> **Task to complete**
Each of the entries should be retyped precisely as it appears.

> **Records for this exercise**
========================================

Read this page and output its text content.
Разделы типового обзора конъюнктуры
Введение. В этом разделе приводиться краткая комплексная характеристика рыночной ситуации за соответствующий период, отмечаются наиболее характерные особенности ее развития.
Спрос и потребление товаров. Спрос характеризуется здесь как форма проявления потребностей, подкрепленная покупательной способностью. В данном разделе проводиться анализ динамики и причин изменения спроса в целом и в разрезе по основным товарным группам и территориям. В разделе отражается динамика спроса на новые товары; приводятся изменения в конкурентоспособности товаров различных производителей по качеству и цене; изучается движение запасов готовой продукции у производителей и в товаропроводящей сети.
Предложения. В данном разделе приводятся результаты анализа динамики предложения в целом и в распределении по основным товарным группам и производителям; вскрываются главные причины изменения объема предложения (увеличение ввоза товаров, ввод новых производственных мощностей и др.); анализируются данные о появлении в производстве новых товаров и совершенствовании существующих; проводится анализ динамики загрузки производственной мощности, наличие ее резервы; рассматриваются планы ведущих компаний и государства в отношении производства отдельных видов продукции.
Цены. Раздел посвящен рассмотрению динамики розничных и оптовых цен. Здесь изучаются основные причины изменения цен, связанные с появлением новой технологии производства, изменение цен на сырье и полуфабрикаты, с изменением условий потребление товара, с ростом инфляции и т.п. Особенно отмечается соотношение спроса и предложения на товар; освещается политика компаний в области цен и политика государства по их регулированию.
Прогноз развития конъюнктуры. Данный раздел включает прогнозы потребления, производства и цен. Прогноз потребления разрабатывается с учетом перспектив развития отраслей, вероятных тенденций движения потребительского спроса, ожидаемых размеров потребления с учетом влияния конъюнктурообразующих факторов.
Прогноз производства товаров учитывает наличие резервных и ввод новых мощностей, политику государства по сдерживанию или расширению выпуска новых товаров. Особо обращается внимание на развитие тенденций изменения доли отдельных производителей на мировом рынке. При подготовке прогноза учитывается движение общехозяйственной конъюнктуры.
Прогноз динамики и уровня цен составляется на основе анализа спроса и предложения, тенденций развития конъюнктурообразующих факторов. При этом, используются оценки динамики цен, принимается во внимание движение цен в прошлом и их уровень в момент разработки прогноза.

========================================

> **Task answer**
Read this page and output its text content.
Разделы типового обзора конъюнктуры
Введение. В этом разделе приводиться краткая комплексная характеристика рыночной ситуации за соответствующий период, отмечаются наиболее характерные особенности ее развития.
Спрос и потребление товаров. Спрос характеризуется здесь как форма проявления потребностей, подкрепленная покупательной способностью. В данном разделе проводиться анализ динамики и причин изменения спроса в целом и в разрезе по основным товарным группам и территориям. В разделе отражается динамика спроса на новые товары; приводятся изменения в конкурентоспособности товаров различных производителей по качеству и цене; изучается движение запасов готовой продукции у производителей и в товаропроводящей сети.
Предложения. В данном разделе приводятся результаты анализа динамики предложения в целом и в распределении по основным товарным группам и производителям; вскрываются главные причины изменения объема предложения (увеличение ввоза товаров, ввод новых производственных мощностей и др.); анализируются данные о появлении в производстве новых товаров и совершенствовании существующих; проводится анализ динамики загрузки производственной мощности, наличие ее резервы; рассматриваются планы ведущих компаний и государства в отношении производства отдельных видов продукции.
Цены. Раздел посвящен рассмотрению динамики розничных и оптовых цен. Здесь изучаются основные причины изменения цен, связанные с появлением новой технологии производства, изменение цен на сырье и полуфабрикаты, с изменением условий потребление товара, с ростом инфляции и т.п. Особенно отмечается соотношение спроса и предложения на товар; освещается политика компаний в области цен и политика государства по их регулированию.
Прогноз развития конъюнктуры. Данный раздел включает прогнозы потребления, производства и цен. Прогноз потребления разрабатывается с учетом перспектив развития отраслей, вероятных тенденций движения потребительского спроса, ожидаемых размеров потребления с учетом влияния конъюнктурообразующих факторов.
Прогноз производства товаров учитывает наличие резервных и ввод новых мощностей, политику государства по сдерживанию или расширению выпуска новых товаров. Особо обращается внимание на развитие тенденций изменения доли отдельных производителей на мировом рынке. При подготовке прогноза учитывается движение общехозяйственной конъюнктуры.
Прогноз динамики и уровня цен составляется на основе анализа спроса и предложения, тенденций развития конъюнктурообразующих факторов. При этом, используются оценки динамики цен, принимается во внимание движение цен в прошлом и их уровень в момент разработки прогноза.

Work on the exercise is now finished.